Input material:
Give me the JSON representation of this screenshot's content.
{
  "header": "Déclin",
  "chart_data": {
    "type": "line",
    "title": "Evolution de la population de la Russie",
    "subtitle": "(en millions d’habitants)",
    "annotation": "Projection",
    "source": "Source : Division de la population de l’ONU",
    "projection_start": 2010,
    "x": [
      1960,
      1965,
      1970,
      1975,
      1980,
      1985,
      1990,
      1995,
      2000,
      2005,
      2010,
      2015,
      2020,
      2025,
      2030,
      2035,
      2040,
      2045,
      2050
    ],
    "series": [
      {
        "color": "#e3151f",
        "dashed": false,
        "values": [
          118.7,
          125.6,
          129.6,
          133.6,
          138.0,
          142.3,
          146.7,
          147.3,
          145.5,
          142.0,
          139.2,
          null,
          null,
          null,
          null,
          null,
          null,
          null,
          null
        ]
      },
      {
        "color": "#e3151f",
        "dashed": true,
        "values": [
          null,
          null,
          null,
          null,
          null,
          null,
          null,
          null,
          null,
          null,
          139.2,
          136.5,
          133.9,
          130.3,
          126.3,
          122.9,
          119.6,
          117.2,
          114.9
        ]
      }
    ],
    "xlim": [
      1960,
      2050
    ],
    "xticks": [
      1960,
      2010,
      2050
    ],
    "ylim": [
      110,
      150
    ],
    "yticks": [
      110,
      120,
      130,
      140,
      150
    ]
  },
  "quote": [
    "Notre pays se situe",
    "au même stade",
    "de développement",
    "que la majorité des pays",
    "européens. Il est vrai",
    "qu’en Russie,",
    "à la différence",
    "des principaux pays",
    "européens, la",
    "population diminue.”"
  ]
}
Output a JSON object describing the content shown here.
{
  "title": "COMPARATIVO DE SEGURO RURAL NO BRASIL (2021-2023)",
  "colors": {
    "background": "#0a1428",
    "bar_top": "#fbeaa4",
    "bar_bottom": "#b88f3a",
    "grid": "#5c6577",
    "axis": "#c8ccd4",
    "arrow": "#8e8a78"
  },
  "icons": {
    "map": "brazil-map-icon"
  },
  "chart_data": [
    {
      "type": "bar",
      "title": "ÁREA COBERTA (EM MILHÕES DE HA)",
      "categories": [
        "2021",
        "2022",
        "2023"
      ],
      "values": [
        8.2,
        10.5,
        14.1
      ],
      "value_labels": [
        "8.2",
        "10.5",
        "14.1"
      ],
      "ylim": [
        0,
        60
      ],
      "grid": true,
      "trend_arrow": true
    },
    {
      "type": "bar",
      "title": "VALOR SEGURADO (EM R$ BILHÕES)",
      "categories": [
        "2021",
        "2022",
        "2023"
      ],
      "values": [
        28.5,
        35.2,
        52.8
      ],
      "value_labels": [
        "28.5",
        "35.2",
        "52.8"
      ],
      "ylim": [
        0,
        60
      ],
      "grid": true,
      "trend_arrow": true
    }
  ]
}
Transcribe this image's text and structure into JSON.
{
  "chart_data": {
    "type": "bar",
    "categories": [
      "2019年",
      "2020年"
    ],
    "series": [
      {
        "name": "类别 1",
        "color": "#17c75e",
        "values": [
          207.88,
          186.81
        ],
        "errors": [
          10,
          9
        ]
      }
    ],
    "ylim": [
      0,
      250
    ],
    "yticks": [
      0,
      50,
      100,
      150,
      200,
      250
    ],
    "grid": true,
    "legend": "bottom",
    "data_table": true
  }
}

To do:
Set down the listing in full, keeping every word exactly as it is.

In response:
Give me the JSON representation of this screenshot's content.
{
  "header": "Déclin",
  "chart_data": {
    "type": "line",
    "title": "Evolution de la population de la Russie",
    "subtitle": "(en millions d’habitants)",
    "annotation": "Projection",
    "source": "Source : Division de la population de l’ONU",
    "projection_start": 2010,
    "x": [
      1960,
      1965,
      1970,
      1975,
      1980,
      1985,
      1990,
      1995,
      2000,
      2005,
      2010,
      2015,
      2020,
      2025,
      2030,
      2035,
      2040,
      2045,
      2050
    ],
    "series": [
      {
        "color": "#e3151f",
        "dashed": false,
        "values": [
          118.7,
          125.6,
          129.6,
          133.6,
          138.0,
          142.3,
          146.7,
          147.3,
          145.5,
          142.0,
          139.2,
          null,
          null,
          null,
          null,
          null,
          null,
          null,
          null
        ]
      },
      {
        "color": "#e3151f",
        "dashed": true,
        "values": [
          null,
          null,
          null,
          null,
          null,
          null,
          null,
          null,
          null,
          null,
          139.2,
          136.5,
          133.9,
          130.3,
          126.3,
          122.9,
          119.6,
          117.2,
          114.9
        ]
      }
    ],
    "xlim": [
      1960,
      2050
    ],
    "xticks": [
      1960,
      2010,
      2050
    ],
    "ylim": [
      110,
      150
    ],
    "yticks": [
      110,
      120,
      130,
      140,
      150
    ]
  },
  "quote": [
    "Notre pays se situe",
    "au même stade",
    "de développement",
    "que la majorité des pays",
    "européens. Il est vrai",
    "qu’en Russie,",
    "à la différence",
    "des principaux pays",
    "européens, la",
    "population diminue.”"
  ]
}
Output a JSON object describing the content shown here.
{
  "title": "COMPARATIVO DE SEGURO RURAL NO BRASIL (2021-2023)",
  "colors": {
    "background": "#0a1428",
    "bar_top": "#fbeaa4",
    "bar_bottom": "#b88f3a",
    "grid": "#5c6577",
    "axis": "#c8ccd4",
    "arrow": "#8e8a78"
  },
  "icons": {
    "map": "brazil-map-icon"
  },
  "chart_data": [
    {
      "type": "bar",
      "title": "ÁREA COBERTA (EM MILHÕES DE HA)",
      "categories": [
        "2021",
        "2022",
        "2023"
      ],
      "values": [
        8.2,
        10.5,
        14.1
      ],
      "value_labels": [
        "8.2",
        "10.5",
        "14.1"
      ],
      "ylim": [
        0,
        60
      ],
      "grid": true,
      "trend_arrow": true
    },
    {
      "type": "bar",
      "title": "VALOR SEGURADO (EM R$ BILHÕES)",
      "categories": [
        "2021",
        "2022",
        "2023"
      ],
      "values": [
        28.5,
        35.2,
        52.8
      ],
      "value_labels": [
        "28.5",
        "35.2",
        "52.8"
      ],
      "ylim": [
        0,
        60
      ],
      "grid": true,
      "trend_arrow": true
    }
  ]
}
Transcribe this image's text and structure into JSON.
{
  "chart_data": {
    "type": "bar",
    "categories": [
      "2019年",
      "2020年"
    ],
    "series": [
      {
        "name": "类别 1",
        "color": "#17c75e",
        "values": [
          207.88,
          186.81
        ],
        "errors": [
          10,
          9
        ]
      }
    ],
    "ylim": [
      0,
      250
    ],
    "yticks": [
      0,
      50,
      100,
      150,
      200,
      250
    ],
    "grid": true,
    "legend": "bottom",
    "data_table": true
  }
}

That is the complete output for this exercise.